• _Short exercise_: Copy the data precisely, character for character, and leave out every picture.

[Collected data entries]
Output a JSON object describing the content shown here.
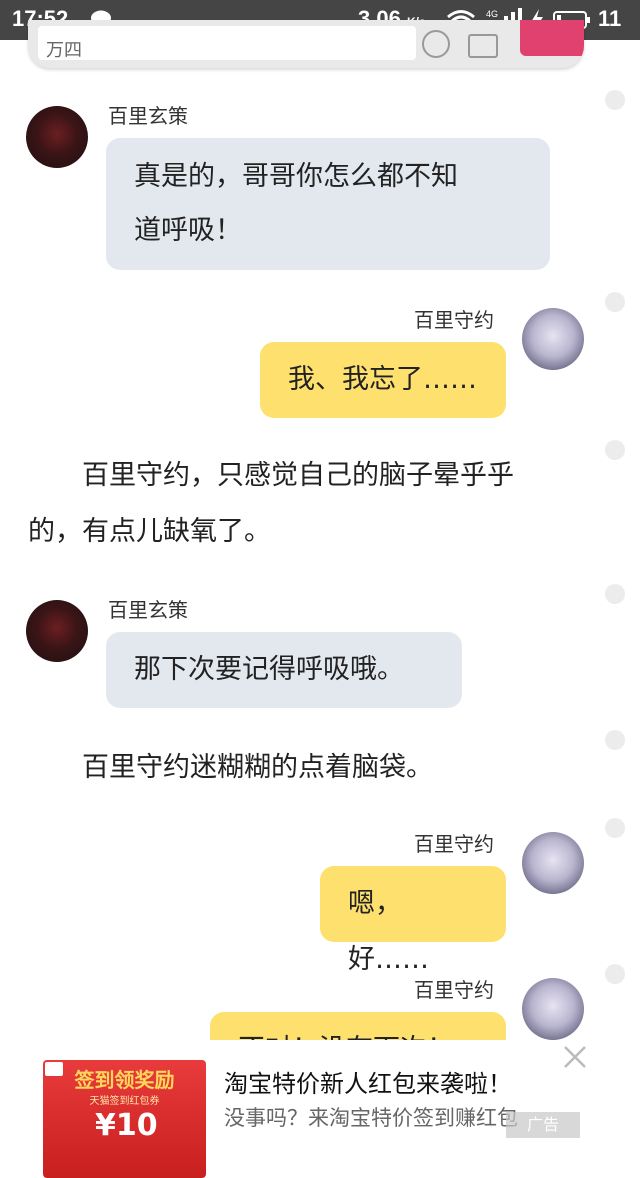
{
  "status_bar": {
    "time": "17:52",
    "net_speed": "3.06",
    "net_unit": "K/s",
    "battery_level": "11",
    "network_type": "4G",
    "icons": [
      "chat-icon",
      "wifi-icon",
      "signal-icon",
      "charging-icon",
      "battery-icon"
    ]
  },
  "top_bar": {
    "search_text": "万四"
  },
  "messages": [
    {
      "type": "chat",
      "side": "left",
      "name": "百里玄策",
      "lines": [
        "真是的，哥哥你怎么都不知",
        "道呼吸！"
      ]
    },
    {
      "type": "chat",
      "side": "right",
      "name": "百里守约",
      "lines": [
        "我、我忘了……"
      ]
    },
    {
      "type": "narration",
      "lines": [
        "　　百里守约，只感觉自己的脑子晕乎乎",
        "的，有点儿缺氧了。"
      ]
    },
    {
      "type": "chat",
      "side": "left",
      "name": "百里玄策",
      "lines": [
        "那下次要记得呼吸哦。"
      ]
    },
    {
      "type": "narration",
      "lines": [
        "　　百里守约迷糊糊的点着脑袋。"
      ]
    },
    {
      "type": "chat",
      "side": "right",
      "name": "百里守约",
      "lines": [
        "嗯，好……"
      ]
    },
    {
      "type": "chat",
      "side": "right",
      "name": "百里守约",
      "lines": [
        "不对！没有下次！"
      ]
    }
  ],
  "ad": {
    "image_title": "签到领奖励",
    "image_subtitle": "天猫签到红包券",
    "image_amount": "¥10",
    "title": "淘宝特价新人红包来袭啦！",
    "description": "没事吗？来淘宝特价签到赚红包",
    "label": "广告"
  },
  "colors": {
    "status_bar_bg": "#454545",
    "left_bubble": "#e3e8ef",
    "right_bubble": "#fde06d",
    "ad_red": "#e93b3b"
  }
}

• _Full output_:
Output a JSON object describing the content shown here.
{
  "status_bar": {
    "time": "17:52",
    "net_speed": "3.06",
    "net_unit": "K/s",
    "battery_level": "11",
    "network_type": "4G",
    "icons": [
      "chat-icon",
      "wifi-icon",
      "signal-icon",
      "charging-icon",
      "battery-icon"
    ]
  },
  "top_bar": {
    "search_text": "万四"
  },
  "messages": [
    {
      "type": "chat",
      "side": "left",
      "name": "百里玄策",
      "lines": [
        "真是的，哥哥你怎么都不知",
        "道呼吸！"
      ]
    },
    {
      "type": "chat",
      "side": "right",
      "name": "百里守约",
      "lines": [
        "我、我忘了……"
      ]
    },
    {
      "type": "narration",
      "lines": [
        "　　百里守约，只感觉自己的脑子晕乎乎",
        "的，有点儿缺氧了。"
      ]
    },
    {
      "type": "chat",
      "side": "left",
      "name": "百里玄策",
      "lines": [
        "那下次要记得呼吸哦。"
      ]
    },
    {
      "type": "narration",
      "lines": [
        "　　百里守约迷糊糊的点着脑袋。"
      ]
    },
    {
      "type": "chat",
      "side": "right",
      "name": "百里守约",
      "lines": [
        "嗯，好……"
      ]
    },
    {
      "type": "chat",
      "side": "right",
      "name": "百里守约",
      "lines": [
        "不对！没有下次！"
      ]
    }
  ],
  "ad": {
    "image_title": "签到领奖励",
    "image_subtitle": "天猫签到红包券",
    "image_amount": "¥10",
    "title": "淘宝特价新人红包来袭啦！",
    "description": "没事吗？来淘宝特价签到赚红包",
    "label": "广告"
  },
  "colors": {
    "status_bar_bg": "#454545",
    "left_bubble": "#e3e8ef",
    "right_bubble": "#fde06d",
    "ad_red": "#e93b3b"
  }
}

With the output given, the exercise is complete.